Stated exercise
The data must be written out once more, precisely as given.

* start Records provided *

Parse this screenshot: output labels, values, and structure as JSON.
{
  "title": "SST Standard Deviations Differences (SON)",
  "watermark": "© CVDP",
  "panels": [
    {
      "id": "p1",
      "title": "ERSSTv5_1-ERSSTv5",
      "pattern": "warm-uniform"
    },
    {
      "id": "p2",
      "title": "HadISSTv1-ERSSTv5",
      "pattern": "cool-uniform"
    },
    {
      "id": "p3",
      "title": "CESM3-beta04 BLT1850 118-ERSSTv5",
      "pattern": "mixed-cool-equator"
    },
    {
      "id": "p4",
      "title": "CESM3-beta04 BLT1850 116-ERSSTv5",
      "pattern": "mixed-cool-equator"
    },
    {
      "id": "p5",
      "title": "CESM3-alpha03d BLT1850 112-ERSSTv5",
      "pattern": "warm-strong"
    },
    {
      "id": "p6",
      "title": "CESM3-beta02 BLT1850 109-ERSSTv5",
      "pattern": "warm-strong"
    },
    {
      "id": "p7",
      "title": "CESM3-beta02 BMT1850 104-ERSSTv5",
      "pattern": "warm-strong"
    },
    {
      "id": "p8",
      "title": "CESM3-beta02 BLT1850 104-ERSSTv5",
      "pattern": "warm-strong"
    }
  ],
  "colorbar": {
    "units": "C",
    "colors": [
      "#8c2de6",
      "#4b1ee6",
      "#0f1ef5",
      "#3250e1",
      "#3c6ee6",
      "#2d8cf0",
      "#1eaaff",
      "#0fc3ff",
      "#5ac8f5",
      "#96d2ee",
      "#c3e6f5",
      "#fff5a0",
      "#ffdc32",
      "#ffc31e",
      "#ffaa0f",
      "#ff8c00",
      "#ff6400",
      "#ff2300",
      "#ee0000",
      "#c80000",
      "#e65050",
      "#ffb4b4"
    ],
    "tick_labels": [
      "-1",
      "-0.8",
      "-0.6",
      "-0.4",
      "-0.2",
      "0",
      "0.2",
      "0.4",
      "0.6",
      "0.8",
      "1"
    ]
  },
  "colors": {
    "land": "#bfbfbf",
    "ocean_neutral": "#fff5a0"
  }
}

* end Records provided *

Exercise response
Parse this screenshot: output labels, values, and structure as JSON.
{
  "title": "SST Standard Deviations Differences (SON)",
  "watermark": "© CVDP",
  "panels": [
    {
      "id": "p1",
      "title": "ERSSTv5_1-ERSSTv5",
      "pattern": "warm-uniform"
    },
    {
      "id": "p2",
      "title": "HadISSTv1-ERSSTv5",
      "pattern": "cool-uniform"
    },
    {
      "id": "p3",
      "title": "CESM3-beta04 BLT1850 118-ERSSTv5",
      "pattern": "mixed-cool-equator"
    },
    {
      "id": "p4",
      "title": "CESM3-beta04 BLT1850 116-ERSSTv5",
      "pattern": "mixed-cool-equator"
    },
    {
      "id": "p5",
      "title": "CESM3-alpha03d BLT1850 112-ERSSTv5",
      "pattern": "warm-strong"
    },
    {
      "id": "p6",
      "title": "CESM3-beta02 BLT1850 109-ERSSTv5",
      "pattern": "warm-strong"
    },
    {
      "id": "p7",
      "title": "CESM3-beta02 BMT1850 104-ERSSTv5",
      "pattern": "warm-strong"
    },
    {
      "id": "p8",
      "title": "CESM3-beta02 BLT1850 104-ERSSTv5",
      "pattern": "warm-strong"
    }
  ],
  "colorbar": {
    "units": "C",
    "colors": [
      "#8c2de6",
      "#4b1ee6",
      "#0f1ef5",
      "#3250e1",
      "#3c6ee6",
      "#2d8cf0",
      "#1eaaff",
      "#0fc3ff",
      "#5ac8f5",
      "#96d2ee",
      "#c3e6f5",
      "#fff5a0",
      "#ffdc32",
      "#ffc31e",
      "#ffaa0f",
      "#ff8c00",
      "#ff6400",
      "#ff2300",
      "#ee0000",
      "#c80000",
      "#e65050",
      "#ffb4b4"
    ],
    "tick_labels": [
      "-1",
      "-0.8",
      "-0.6",
      "-0.4",
      "-0.2",
      "0",
      "0.2",
      "0.4",
      "0.6",
      "0.8",
      "1"
    ]
  },
  "colors": {
    "land": "#bfbfbf",
    "ocean_neutral": "#fff5a0"
  }
}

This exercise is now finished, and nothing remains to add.